:: Stored rows ::
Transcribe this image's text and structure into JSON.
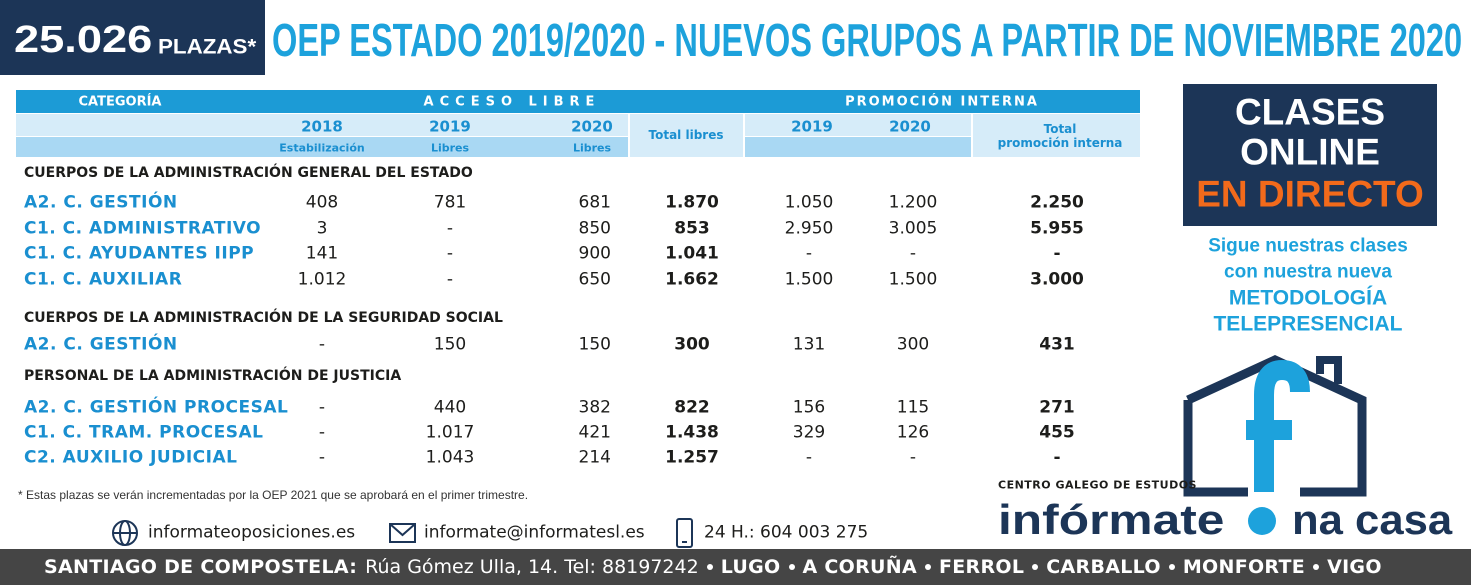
{
  "header": {
    "badge_number": "25.026",
    "badge_unit": "PLAZAS*",
    "title": "OEP ESTADO 2019/2020 - NUEVOS GRUPOS A PARTIR DE NOVIEMBRE 2020"
  },
  "table": {
    "col_categoria": "CATEGORÍA",
    "col_acceso_libre": "ACCESO LIBRE",
    "col_promocion_interna": "PROMOCIÓN INTERNA",
    "libre_years": [
      "2018",
      "2019",
      "2020"
    ],
    "libre_notes": [
      "Estabilización",
      "Libres",
      "Libres"
    ],
    "total_libres": "Total libres",
    "interna_years": [
      "2019",
      "2020"
    ],
    "total_interna": [
      "Total",
      "promoción interna"
    ],
    "sections": [
      {
        "title": "CUERPOS DE LA ADMINISTRACIÓN GENERAL DEL ESTADO",
        "rows": [
          [
            "A2. C. GESTIÓN",
            "408",
            "781",
            "681",
            "1.870",
            "1.050",
            "1.200",
            "2.250"
          ],
          [
            "C1. C. ADMINISTRATIVO",
            "3",
            "-",
            "850",
            "853",
            "2.950",
            "3.005",
            "5.955"
          ],
          [
            "C1. C. AYUDANTES IIPP",
            "141",
            "-",
            "900",
            "1.041",
            "-",
            "-",
            "-"
          ],
          [
            "C1. C. AUXILIAR",
            "1.012",
            "-",
            "650",
            "1.662",
            "1.500",
            "1.500",
            "3.000"
          ]
        ]
      },
      {
        "title": "CUERPOS DE LA ADMINISTRACIÓN DE LA SEGURIDAD SOCIAL",
        "rows": [
          [
            "A2. C. GESTIÓN",
            "-",
            "150",
            "150",
            "300",
            "131",
            "300",
            "431"
          ]
        ]
      },
      {
        "title": "PERSONAL DE LA ADMINISTRACIÓN DE JUSTICIA",
        "rows": [
          [
            "A2. C. GESTIÓN PROCESAL",
            "-",
            "440",
            "382",
            "822",
            "156",
            "115",
            "271"
          ],
          [
            "C1. C. TRAM. PROCESAL",
            "-",
            "1.017",
            "421",
            "1.438",
            "329",
            "126",
            "455"
          ],
          [
            "C2. AUXILIO JUDICIAL",
            "-",
            "1.043",
            "214",
            "1.257",
            "-",
            "-",
            "-"
          ]
        ]
      }
    ]
  },
  "footnote": "* Estas plazas se verán incrementadas por la OEP 2021 que se aprobará en el primer trimestre.",
  "contacts": {
    "web": "informateoposiciones.es",
    "email": "informate@informatesl.es",
    "phone": "24 H.: 604 003 275"
  },
  "promo": {
    "lines": [
      "CLASES",
      "ONLINE"
    ],
    "highlight": "EN DIRECTO",
    "tagline": [
      "Sigue nuestras clases",
      "con nuestra nueva"
    ],
    "method": [
      "METODOLOGÍA",
      "TELEPRESENCIAL"
    ],
    "brand_small": "CENTRO GALEGO DE ESTUDOS",
    "brand_left": "infórmate",
    "brand_right": "na casa"
  },
  "footer": {
    "city": "SANTIAGO DE COMPOSTELA:",
    "address": "Rúa Gómez Ulla, 14. Tel: 88197242",
    "cities": [
      "LUGO",
      "A CORUÑA",
      "FERROL",
      "CARBALLO",
      "MONFORTE",
      "VIGO"
    ]
  }
}
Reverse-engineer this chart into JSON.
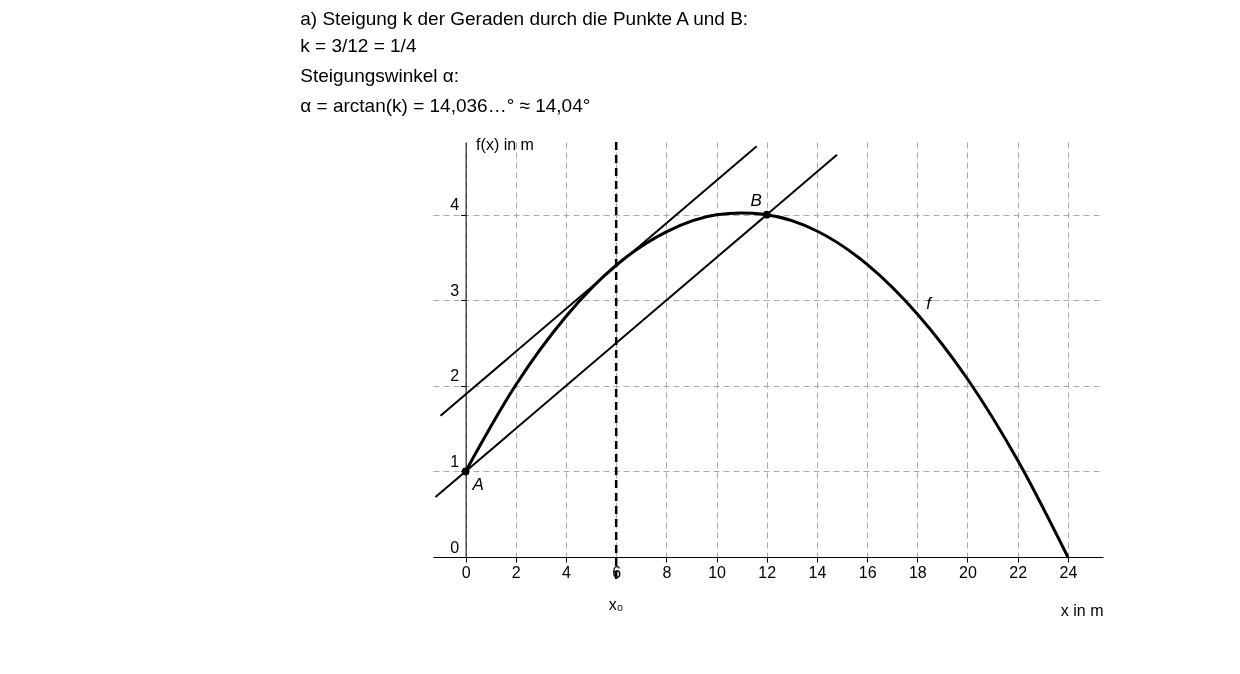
{
  "chart_data": {
    "type": "line",
    "title": "a) Steigung k der Geraden durch die Punkte A und B:",
    "subtitle": [
      "k = 3/12 = 1/4",
      "Steigungswinkel α:",
      "α = arctan(k) = 14,036…° ≈ 14,04°"
    ],
    "xlabel": "x in m",
    "ylabel": "f(x) in m",
    "xlim": [
      -1.3,
      25.4
    ],
    "ylim": [
      0,
      4.85
    ],
    "xticks": [
      0,
      2,
      4,
      6,
      8,
      10,
      12,
      14,
      16,
      18,
      20,
      22,
      24
    ],
    "yticks": [
      0,
      1,
      2,
      3,
      4
    ],
    "grid": true,
    "series": [
      {
        "color": "#000000",
        "x": [
          0,
          2,
          4,
          6,
          8,
          10,
          11,
          12,
          14,
          16,
          18,
          20,
          22,
          24
        ],
        "values": [
          1,
          2.01,
          2.81,
          3.41,
          3.8,
          4.0,
          4.02,
          4.0,
          3.81,
          3.42,
          2.84,
          2.08,
          1.13,
          0
        ]
      },
      {
        "type": "line",
        "color": "#000000",
        "x": [
          -1.2,
          14.8
        ],
        "values": [
          0.7,
          4.7
        ]
      },
      {
        "type": "line",
        "color": "#000000",
        "x": [
          -1,
          11.6
        ],
        "values": [
          1.65,
          4.8
        ]
      },
      {
        "type": "scatter",
        "color": "#000000",
        "marker": "circle",
        "x": [
          0,
          12
        ],
        "values": [
          1,
          4
        ]
      }
    ],
    "ref_lines": [
      {
        "axis": "x",
        "value": 6,
        "label": "x₀",
        "line_style": "dashed",
        "color": "#000000"
      }
    ],
    "annotations": [
      {
        "text": "A",
        "x": 0,
        "y": 1
      },
      {
        "text": "B",
        "x": 12,
        "y": 4
      },
      {
        "text": "f",
        "x": 18,
        "y": 2.84
      }
    ]
  }
}
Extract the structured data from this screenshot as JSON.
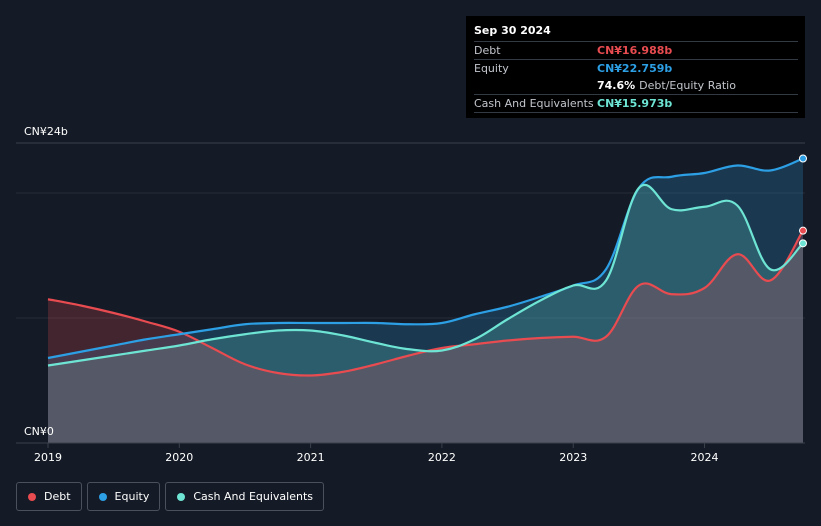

:: Given problem ::
Restate the whole listing above exactly, please, omitting every image.

:: Correct output ::
Transcribe this image's text and structure into JSON.
{
  "header": {
    "badge_number": "25.026",
    "badge_unit": "PLAZAS*",
    "title": "OEP ESTADO 2019/2020 - NUEVOS GRUPOS A PARTIR DE NOVIEMBRE 2020"
  },
  "table": {
    "col_categoria": "CATEGORÍA",
    "col_acceso_libre": "ACCESO LIBRE",
    "col_promocion_interna": "PROMOCIÓN INTERNA",
    "libre_years": [
      "2018",
      "2019",
      "2020"
    ],
    "libre_notes": [
      "Estabilización",
      "Libres",
      "Libres"
    ],
    "total_libres": "Total libres",
    "interna_years": [
      "2019",
      "2020"
    ],
    "total_interna": [
      "Total",
      "promoción interna"
    ],
    "sections": [
      {
        "title": "CUERPOS DE LA ADMINISTRACIÓN GENERAL DEL ESTADO",
        "rows": [
          [
            "A2. C. GESTIÓN",
            "408",
            "781",
            "681",
            "1.870",
            "1.050",
            "1.200",
            "2.250"
          ],
          [
            "C1. C. ADMINISTRATIVO",
            "3",
            "-",
            "850",
            "853",
            "2.950",
            "3.005",
            "5.955"
          ],
          [
            "C1. C. AYUDANTES IIPP",
            "141",
            "-",
            "900",
            "1.041",
            "-",
            "-",
            "-"
          ],
          [
            "C1. C. AUXILIAR",
            "1.012",
            "-",
            "650",
            "1.662",
            "1.500",
            "1.500",
            "3.000"
          ]
        ]
      },
      {
        "title": "CUERPOS DE LA ADMINISTRACIÓN DE LA SEGURIDAD SOCIAL",
        "rows": [
          [
            "A2. C. GESTIÓN",
            "-",
            "150",
            "150",
            "300",
            "131",
            "300",
            "431"
          ]
        ]
      },
      {
        "title": "PERSONAL DE LA ADMINISTRACIÓN DE JUSTICIA",
        "rows": [
          [
            "A2. C. GESTIÓN PROCESAL",
            "-",
            "440",
            "382",
            "822",
            "156",
            "115",
            "271"
          ],
          [
            "C1. C. TRAM. PROCESAL",
            "-",
            "1.017",
            "421",
            "1.438",
            "329",
            "126",
            "455"
          ],
          [
            "C2. AUXILIO JUDICIAL",
            "-",
            "1.043",
            "214",
            "1.257",
            "-",
            "-",
            "-"
          ]
        ]
      }
    ]
  },
  "footnote": "* Estas plazas se verán incrementadas por la OEP 2021 que se aprobará en el primer trimestre.",
  "contacts": {
    "web": "informateoposiciones.es",
    "email": "informate@informatesl.es",
    "phone": "24 H.: 604 003 275"
  },
  "promo": {
    "lines": [
      "CLASES",
      "ONLINE"
    ],
    "highlight": "EN DIRECTO",
    "tagline": [
      "Sigue nuestras clases",
      "con nuestra nueva"
    ],
    "method": [
      "METODOLOGÍA",
      "TELEPRESENCIAL"
    ],
    "brand_small": "CENTRO GALEGO DE ESTUDOS",
    "brand_left": "infórmate",
    "brand_right": "na casa"
  },
  "footer": {
    "city": "SANTIAGO DE COMPOSTELA:",
    "address": "Rúa Gómez Ulla, 14. Tel: 88197242",
    "cities": [
      "LUGO",
      "A CORUÑA",
      "FERROL",
      "CARBALLO",
      "MONFORTE",
      "VIGO"
    ]
  }
}
Reverse-engineer this chart into JSON.
{
  "chart_data": {
    "type": "line",
    "title": "a) Steigung k der Geraden durch die Punkte A und B:",
    "subtitle": [
      "k = 3/12 = 1/4",
      "Steigungswinkel α:",
      "α = arctan(k) = 14,036…° ≈ 14,04°"
    ],
    "xlabel": "x in m",
    "ylabel": "f(x) in m",
    "xlim": [
      -1.3,
      25.4
    ],
    "ylim": [
      0,
      4.85
    ],
    "xticks": [
      0,
      2,
      4,
      6,
      8,
      10,
      12,
      14,
      16,
      18,
      20,
      22,
      24
    ],
    "yticks": [
      0,
      1,
      2,
      3,
      4
    ],
    "grid": true,
    "series": [
      {
        "color": "#000000",
        "x": [
          0,
          2,
          4,
          6,
          8,
          10,
          11,
          12,
          14,
          16,
          18,
          20,
          22,
          24
        ],
        "values": [
          1,
          2.01,
          2.81,
          3.41,
          3.8,
          4.0,
          4.02,
          4.0,
          3.81,
          3.42,
          2.84,
          2.08,
          1.13,
          0
        ]
      },
      {
        "type": "line",
        "color": "#000000",
        "x": [
          -1.2,
          14.8
        ],
        "values": [
          0.7,
          4.7
        ]
      },
      {
        "type": "line",
        "color": "#000000",
        "x": [
          -1,
          11.6
        ],
        "values": [
          1.65,
          4.8
        ]
      },
      {
        "type": "scatter",
        "color": "#000000",
        "marker": "circle",
        "x": [
          0,
          12
        ],
        "values": [
          1,
          4
        ]
      }
    ],
    "ref_lines": [
      {
        "axis": "x",
        "value": 6,
        "label": "x₀",
        "line_style": "dashed",
        "color": "#000000"
      }
    ],
    "annotations": [
      {
        "text": "A",
        "x": 0,
        "y": 1
      },
      {
        "text": "B",
        "x": 12,
        "y": 4
      },
      {
        "text": "f",
        "x": 18,
        "y": 2.84
      }
    ]
  }
}
Extract the structured data from this screenshot as JSON.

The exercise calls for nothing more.